Stored entries:
- - -

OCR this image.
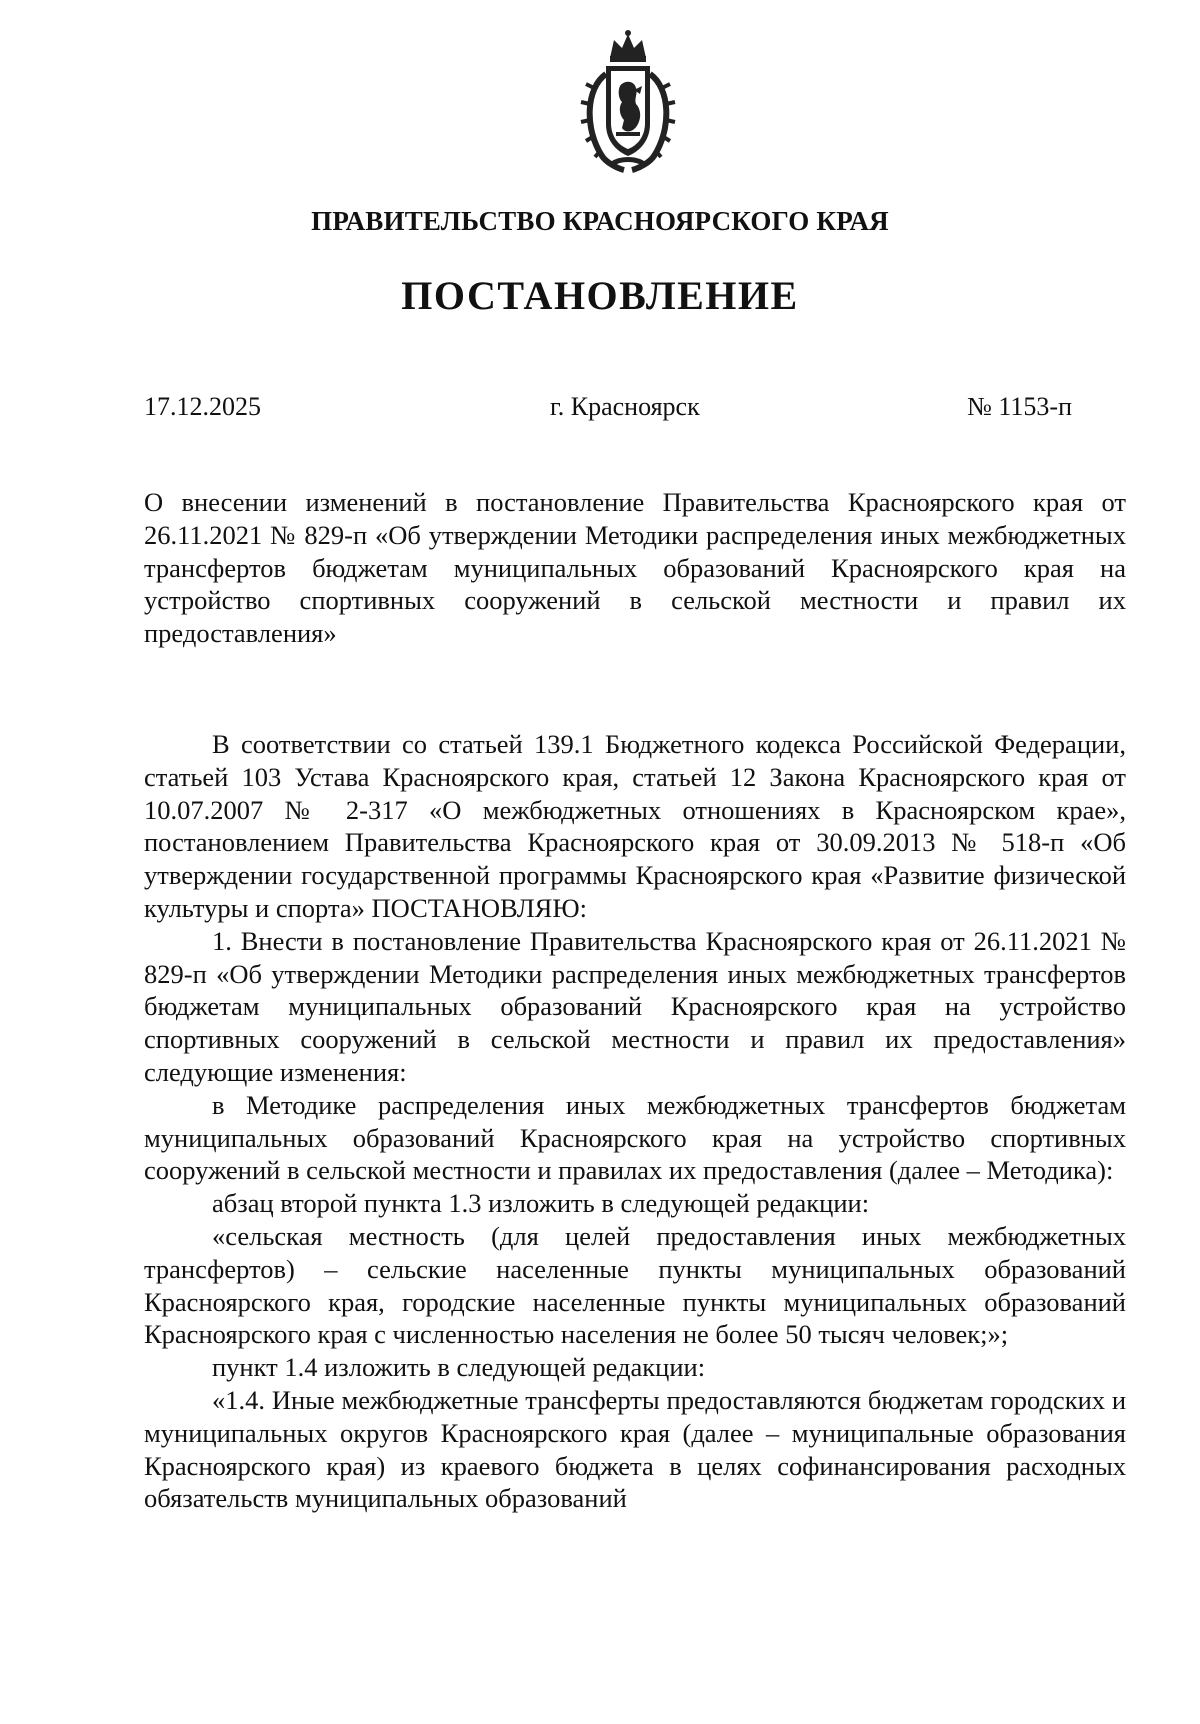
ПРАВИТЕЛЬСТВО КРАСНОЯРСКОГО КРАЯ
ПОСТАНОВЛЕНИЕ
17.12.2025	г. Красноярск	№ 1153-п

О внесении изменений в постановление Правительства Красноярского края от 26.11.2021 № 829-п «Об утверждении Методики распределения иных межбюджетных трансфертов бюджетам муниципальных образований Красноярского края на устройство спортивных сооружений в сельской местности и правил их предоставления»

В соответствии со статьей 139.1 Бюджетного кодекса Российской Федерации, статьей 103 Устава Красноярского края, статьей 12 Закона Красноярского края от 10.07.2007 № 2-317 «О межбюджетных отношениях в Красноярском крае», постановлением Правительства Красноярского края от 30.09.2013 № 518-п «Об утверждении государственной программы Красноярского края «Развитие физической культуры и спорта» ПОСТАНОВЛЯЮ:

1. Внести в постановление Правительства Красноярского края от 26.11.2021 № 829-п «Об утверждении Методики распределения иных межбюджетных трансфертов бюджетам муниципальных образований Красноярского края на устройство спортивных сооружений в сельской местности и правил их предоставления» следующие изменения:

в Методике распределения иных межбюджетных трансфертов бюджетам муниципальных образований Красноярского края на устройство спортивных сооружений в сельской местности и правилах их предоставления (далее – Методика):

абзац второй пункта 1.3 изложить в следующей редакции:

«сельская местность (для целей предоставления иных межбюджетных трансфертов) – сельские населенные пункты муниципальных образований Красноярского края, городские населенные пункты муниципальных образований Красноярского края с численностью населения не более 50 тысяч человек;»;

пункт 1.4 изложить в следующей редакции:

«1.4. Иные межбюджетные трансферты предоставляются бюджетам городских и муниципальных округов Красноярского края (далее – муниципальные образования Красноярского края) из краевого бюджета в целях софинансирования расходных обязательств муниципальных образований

- - -

(Given request):
Copy all the lines of data exactly as they appear, dropping any images.

(The reply):
OCR this image.
ПРАВИТЕЛЬСТВО КРАСНОЯРСКОГО КРАЯ
ПОСТАНОВЛЕНИЕ
17.12.2025	г. Красноярск	№ 1153-п

О внесении изменений в постановление Правительства Красноярского края от 26.11.2021 № 829-п «Об утверждении Методики распределения иных межбюджетных трансфертов бюджетам муниципальных образований Красноярского края на устройство спортивных сооружений в сельской местности и правил их предоставления»

В соответствии со статьей 139.1 Бюджетного кодекса Российской Федерации, статьей 103 Устава Красноярского края, статьей 12 Закона Красноярского края от 10.07.2007 № 2-317 «О межбюджетных отношениях в Красноярском крае», постановлением Правительства Красноярского края от 30.09.2013 № 518-п «Об утверждении государственной программы Красноярского края «Развитие физической культуры и спорта» ПОСТАНОВЛЯЮ:

1. Внести в постановление Правительства Красноярского края от 26.11.2021 № 829-п «Об утверждении Методики распределения иных межбюджетных трансфертов бюджетам муниципальных образований Красноярского края на устройство спортивных сооружений в сельской местности и правил их предоставления» следующие изменения:

в Методике распределения иных межбюджетных трансфертов бюджетам муниципальных образований Красноярского края на устройство спортивных сооружений в сельской местности и правилах их предоставления (далее – Методика):

абзац второй пункта 1.3 изложить в следующей редакции:

«сельская местность (для целей предоставления иных межбюджетных трансфертов) – сельские населенные пункты муниципальных образований Красноярского края, городские населенные пункты муниципальных образований Красноярского края с численностью населения не более 50 тысяч человек;»;

пункт 1.4 изложить в следующей редакции:

«1.4. Иные межбюджетные трансферты предоставляются бюджетам городских и муниципальных округов Красноярского края (далее – муниципальные образования Красноярского края) из краевого бюджета в целях софинансирования расходных обязательств муниципальных образований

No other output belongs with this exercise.